* _YOUR GOAL_
Copy all lines that contain the word "Production".

[Start]

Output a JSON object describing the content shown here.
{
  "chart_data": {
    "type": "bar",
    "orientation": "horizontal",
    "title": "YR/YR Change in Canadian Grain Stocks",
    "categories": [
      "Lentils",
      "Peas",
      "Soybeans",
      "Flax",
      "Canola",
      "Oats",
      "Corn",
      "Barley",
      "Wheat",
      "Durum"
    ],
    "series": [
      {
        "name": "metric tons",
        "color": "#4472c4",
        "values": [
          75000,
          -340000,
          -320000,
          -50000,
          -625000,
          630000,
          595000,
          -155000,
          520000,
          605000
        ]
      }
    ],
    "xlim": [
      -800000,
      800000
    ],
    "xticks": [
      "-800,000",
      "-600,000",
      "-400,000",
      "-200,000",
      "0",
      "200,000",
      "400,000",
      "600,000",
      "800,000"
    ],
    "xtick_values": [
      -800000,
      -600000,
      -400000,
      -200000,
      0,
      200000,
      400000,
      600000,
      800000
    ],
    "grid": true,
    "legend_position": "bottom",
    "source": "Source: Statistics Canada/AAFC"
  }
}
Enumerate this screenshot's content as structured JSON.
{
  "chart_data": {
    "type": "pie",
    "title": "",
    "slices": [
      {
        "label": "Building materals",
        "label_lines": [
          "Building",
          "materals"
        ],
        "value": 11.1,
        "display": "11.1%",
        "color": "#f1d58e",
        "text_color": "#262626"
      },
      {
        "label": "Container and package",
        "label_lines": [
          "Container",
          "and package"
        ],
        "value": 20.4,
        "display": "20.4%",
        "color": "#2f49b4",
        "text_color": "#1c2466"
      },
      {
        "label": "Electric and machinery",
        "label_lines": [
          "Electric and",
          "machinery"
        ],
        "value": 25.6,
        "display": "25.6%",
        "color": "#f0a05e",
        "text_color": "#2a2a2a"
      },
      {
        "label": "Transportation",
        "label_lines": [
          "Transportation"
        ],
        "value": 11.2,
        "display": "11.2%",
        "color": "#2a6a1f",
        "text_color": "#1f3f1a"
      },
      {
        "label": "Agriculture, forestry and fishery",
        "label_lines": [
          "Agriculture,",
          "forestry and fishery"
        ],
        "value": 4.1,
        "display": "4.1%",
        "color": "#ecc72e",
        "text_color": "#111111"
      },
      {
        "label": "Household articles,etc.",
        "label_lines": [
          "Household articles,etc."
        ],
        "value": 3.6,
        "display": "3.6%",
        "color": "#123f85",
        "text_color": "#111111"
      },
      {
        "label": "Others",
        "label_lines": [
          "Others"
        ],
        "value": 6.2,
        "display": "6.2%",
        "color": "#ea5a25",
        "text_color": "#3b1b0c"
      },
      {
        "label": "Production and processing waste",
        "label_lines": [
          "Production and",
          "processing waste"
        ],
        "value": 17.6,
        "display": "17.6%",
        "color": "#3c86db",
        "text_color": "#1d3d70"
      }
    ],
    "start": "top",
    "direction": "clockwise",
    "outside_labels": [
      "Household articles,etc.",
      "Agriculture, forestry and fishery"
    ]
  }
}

[End]

* _WRITTEN REPLY_
        "label": "Production and processing waste",
          "Production and",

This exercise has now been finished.